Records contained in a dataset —
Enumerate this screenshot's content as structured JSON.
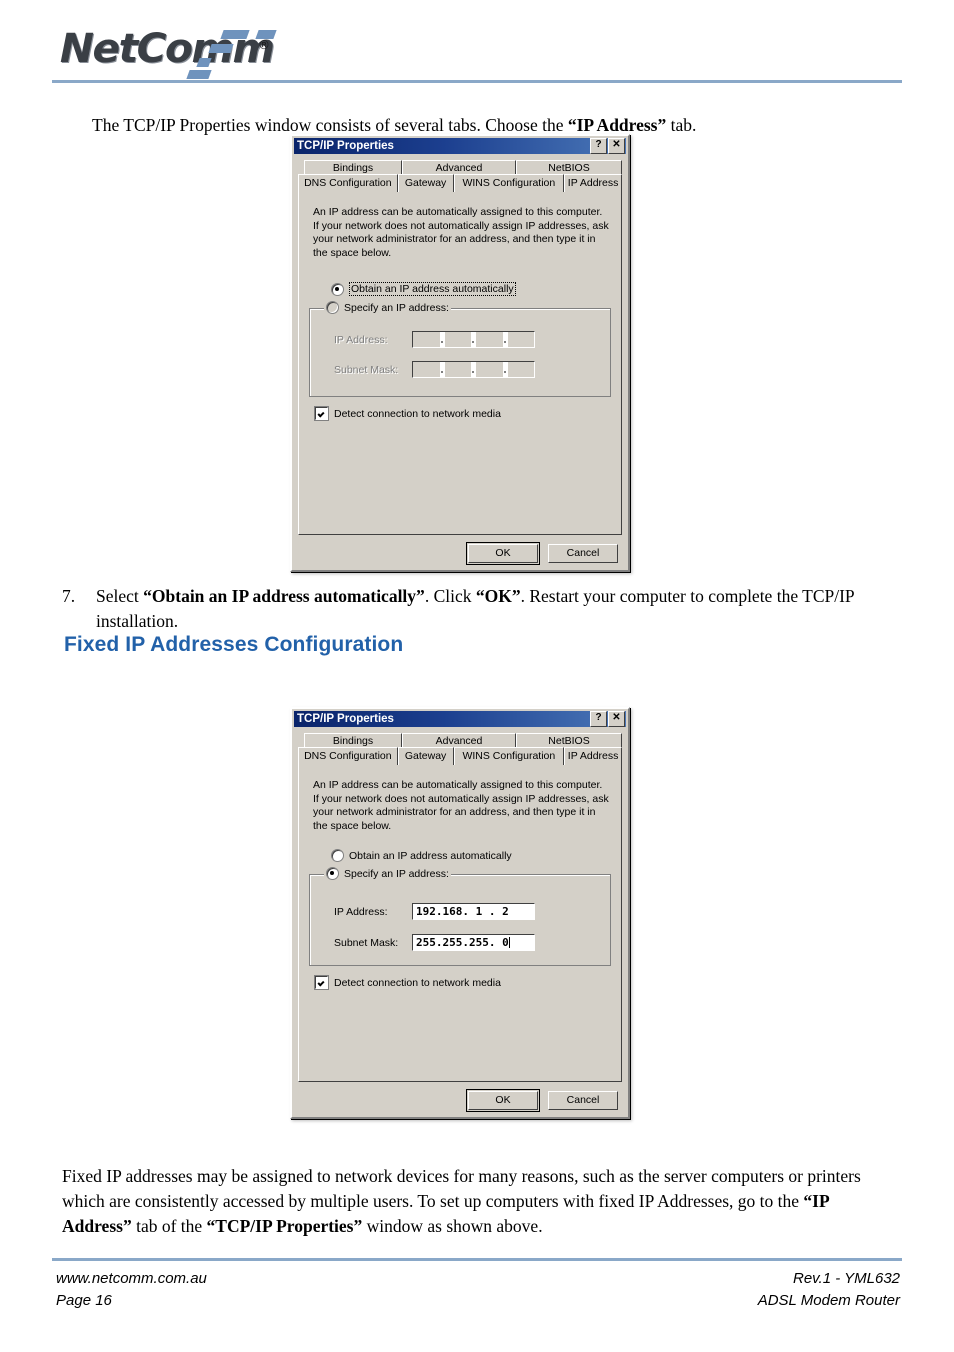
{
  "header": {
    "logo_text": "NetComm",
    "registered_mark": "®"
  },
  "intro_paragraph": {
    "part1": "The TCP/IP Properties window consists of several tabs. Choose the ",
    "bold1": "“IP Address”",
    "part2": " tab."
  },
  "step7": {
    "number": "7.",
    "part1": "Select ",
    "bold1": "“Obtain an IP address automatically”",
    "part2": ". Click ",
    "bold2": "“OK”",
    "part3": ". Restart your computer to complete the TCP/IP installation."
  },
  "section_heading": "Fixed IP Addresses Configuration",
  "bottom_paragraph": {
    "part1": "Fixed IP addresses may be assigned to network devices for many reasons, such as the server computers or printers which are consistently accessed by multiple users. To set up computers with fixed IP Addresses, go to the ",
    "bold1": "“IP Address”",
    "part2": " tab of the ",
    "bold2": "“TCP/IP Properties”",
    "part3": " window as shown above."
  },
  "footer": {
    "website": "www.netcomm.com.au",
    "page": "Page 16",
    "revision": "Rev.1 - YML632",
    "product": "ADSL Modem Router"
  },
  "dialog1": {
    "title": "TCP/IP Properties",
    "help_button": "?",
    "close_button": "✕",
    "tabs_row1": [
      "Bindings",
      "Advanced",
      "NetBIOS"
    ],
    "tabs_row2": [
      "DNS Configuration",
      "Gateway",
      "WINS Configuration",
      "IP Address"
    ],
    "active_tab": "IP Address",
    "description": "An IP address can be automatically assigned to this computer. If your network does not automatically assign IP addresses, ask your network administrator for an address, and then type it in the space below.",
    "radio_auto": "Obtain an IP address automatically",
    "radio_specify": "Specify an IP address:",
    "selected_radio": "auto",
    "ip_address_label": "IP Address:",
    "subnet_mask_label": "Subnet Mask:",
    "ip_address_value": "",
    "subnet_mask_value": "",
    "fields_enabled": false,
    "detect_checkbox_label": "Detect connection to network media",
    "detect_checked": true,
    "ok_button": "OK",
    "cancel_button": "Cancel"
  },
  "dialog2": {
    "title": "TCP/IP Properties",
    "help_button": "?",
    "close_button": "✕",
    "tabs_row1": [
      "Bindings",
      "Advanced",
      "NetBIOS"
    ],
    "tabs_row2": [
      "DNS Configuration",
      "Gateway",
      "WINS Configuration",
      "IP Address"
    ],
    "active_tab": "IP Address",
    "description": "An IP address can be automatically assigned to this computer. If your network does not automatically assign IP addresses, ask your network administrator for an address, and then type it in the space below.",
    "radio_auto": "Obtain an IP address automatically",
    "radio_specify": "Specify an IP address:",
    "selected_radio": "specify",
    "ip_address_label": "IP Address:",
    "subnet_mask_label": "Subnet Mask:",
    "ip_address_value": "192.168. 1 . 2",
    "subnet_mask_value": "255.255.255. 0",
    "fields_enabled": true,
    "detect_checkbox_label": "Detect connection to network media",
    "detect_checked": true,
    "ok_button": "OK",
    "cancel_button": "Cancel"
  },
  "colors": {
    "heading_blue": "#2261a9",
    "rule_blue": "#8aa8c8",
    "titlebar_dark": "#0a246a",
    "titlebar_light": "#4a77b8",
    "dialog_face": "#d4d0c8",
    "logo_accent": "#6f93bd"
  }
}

What to work on — Each record above should come back exactly the same, only without its pictures.

Finished exercise —
Enumerate this screenshot's content as structured JSON.
{
  "header": {
    "logo_text": "NetComm",
    "registered_mark": "®"
  },
  "intro_paragraph": {
    "part1": "The TCP/IP Properties window consists of several tabs. Choose the ",
    "bold1": "“IP Address”",
    "part2": " tab."
  },
  "step7": {
    "number": "7.",
    "part1": "Select ",
    "bold1": "“Obtain an IP address automatically”",
    "part2": ". Click ",
    "bold2": "“OK”",
    "part3": ". Restart your computer to complete the TCP/IP installation."
  },
  "section_heading": "Fixed IP Addresses Configuration",
  "bottom_paragraph": {
    "part1": "Fixed IP addresses may be assigned to network devices for many reasons, such as the server computers or printers which are consistently accessed by multiple users. To set up computers with fixed IP Addresses, go to the ",
    "bold1": "“IP Address”",
    "part2": " tab of the ",
    "bold2": "“TCP/IP Properties”",
    "part3": " window as shown above."
  },
  "footer": {
    "website": "www.netcomm.com.au",
    "page": "Page 16",
    "revision": "Rev.1 - YML632",
    "product": "ADSL Modem Router"
  },
  "dialog1": {
    "title": "TCP/IP Properties",
    "help_button": "?",
    "close_button": "✕",
    "tabs_row1": [
      "Bindings",
      "Advanced",
      "NetBIOS"
    ],
    "tabs_row2": [
      "DNS Configuration",
      "Gateway",
      "WINS Configuration",
      "IP Address"
    ],
    "active_tab": "IP Address",
    "description": "An IP address can be automatically assigned to this computer. If your network does not automatically assign IP addresses, ask your network administrator for an address, and then type it in the space below.",
    "radio_auto": "Obtain an IP address automatically",
    "radio_specify": "Specify an IP address:",
    "selected_radio": "auto",
    "ip_address_label": "IP Address:",
    "subnet_mask_label": "Subnet Mask:",
    "ip_address_value": "",
    "subnet_mask_value": "",
    "fields_enabled": false,
    "detect_checkbox_label": "Detect connection to network media",
    "detect_checked": true,
    "ok_button": "OK",
    "cancel_button": "Cancel"
  },
  "dialog2": {
    "title": "TCP/IP Properties",
    "help_button": "?",
    "close_button": "✕",
    "tabs_row1": [
      "Bindings",
      "Advanced",
      "NetBIOS"
    ],
    "tabs_row2": [
      "DNS Configuration",
      "Gateway",
      "WINS Configuration",
      "IP Address"
    ],
    "active_tab": "IP Address",
    "description": "An IP address can be automatically assigned to this computer. If your network does not automatically assign IP addresses, ask your network administrator for an address, and then type it in the space below.",
    "radio_auto": "Obtain an IP address automatically",
    "radio_specify": "Specify an IP address:",
    "selected_radio": "specify",
    "ip_address_label": "IP Address:",
    "subnet_mask_label": "Subnet Mask:",
    "ip_address_value": "192.168. 1 . 2",
    "subnet_mask_value": "255.255.255. 0",
    "fields_enabled": true,
    "detect_checkbox_label": "Detect connection to network media",
    "detect_checked": true,
    "ok_button": "OK",
    "cancel_button": "Cancel"
  },
  "colors": {
    "heading_blue": "#2261a9",
    "rule_blue": "#8aa8c8",
    "titlebar_dark": "#0a246a",
    "titlebar_light": "#4a77b8",
    "dialog_face": "#d4d0c8",
    "logo_accent": "#6f93bd"
  }
}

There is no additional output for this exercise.